Reproduce the listing below without any change.
-------- Task material
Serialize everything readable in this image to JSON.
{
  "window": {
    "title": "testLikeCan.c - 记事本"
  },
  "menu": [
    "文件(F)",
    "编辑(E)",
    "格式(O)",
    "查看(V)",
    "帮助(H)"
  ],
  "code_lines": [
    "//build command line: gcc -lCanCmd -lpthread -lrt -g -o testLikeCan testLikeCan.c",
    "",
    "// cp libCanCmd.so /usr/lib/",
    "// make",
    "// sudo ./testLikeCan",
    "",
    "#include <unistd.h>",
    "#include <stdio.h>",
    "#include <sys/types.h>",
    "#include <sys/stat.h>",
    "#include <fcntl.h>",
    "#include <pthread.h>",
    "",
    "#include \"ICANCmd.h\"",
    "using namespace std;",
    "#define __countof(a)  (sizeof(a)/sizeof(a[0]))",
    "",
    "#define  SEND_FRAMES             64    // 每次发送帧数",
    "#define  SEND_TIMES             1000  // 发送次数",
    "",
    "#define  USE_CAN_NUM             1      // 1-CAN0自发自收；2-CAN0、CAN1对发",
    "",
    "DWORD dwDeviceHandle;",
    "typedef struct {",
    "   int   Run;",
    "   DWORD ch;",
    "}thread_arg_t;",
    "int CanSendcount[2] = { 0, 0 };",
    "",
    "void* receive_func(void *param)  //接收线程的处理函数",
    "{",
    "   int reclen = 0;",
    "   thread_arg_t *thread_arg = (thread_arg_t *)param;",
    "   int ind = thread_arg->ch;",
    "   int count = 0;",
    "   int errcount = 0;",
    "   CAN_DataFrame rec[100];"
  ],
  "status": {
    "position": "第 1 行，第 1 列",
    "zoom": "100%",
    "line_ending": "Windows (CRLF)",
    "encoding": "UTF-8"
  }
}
----------------
**Task solution**
Serialize everything readable in this image to JSON.
{
  "window": {
    "title": "testLikeCan.c - 记事本"
  },
  "menu": [
    "文件(F)",
    "编辑(E)",
    "格式(O)",
    "查看(V)",
    "帮助(H)"
  ],
  "code_lines": [
    "//build command line: gcc -lCanCmd -lpthread -lrt -g -o testLikeCan testLikeCan.c",
    "",
    "// cp libCanCmd.so /usr/lib/",
    "// make",
    "// sudo ./testLikeCan",
    "",
    "#include <unistd.h>",
    "#include <stdio.h>",
    "#include <sys/types.h>",
    "#include <sys/stat.h>",
    "#include <fcntl.h>",
    "#include <pthread.h>",
    "",
    "#include \"ICANCmd.h\"",
    "using namespace std;",
    "#define __countof(a)  (sizeof(a)/sizeof(a[0]))",
    "",
    "#define  SEND_FRAMES             64    // 每次发送帧数",
    "#define  SEND_TIMES             1000  // 发送次数",
    "",
    "#define  USE_CAN_NUM             1      // 1-CAN0自发自收；2-CAN0、CAN1对发",
    "",
    "DWORD dwDeviceHandle;",
    "typedef struct {",
    "   int   Run;",
    "   DWORD ch;",
    "}thread_arg_t;",
    "int CanSendcount[2] = { 0, 0 };",
    "",
    "void* receive_func(void *param)  //接收线程的处理函数",
    "{",
    "   int reclen = 0;",
    "   thread_arg_t *thread_arg = (thread_arg_t *)param;",
    "   int ind = thread_arg->ch;",
    "   int count = 0;",
    "   int errcount = 0;",
    "   CAN_DataFrame rec[100];"
  ],
  "status": {
    "position": "第 1 行，第 1 列",
    "zoom": "100%",
    "line_ending": "Windows (CRLF)",
    "encoding": "UTF-8"
  }
}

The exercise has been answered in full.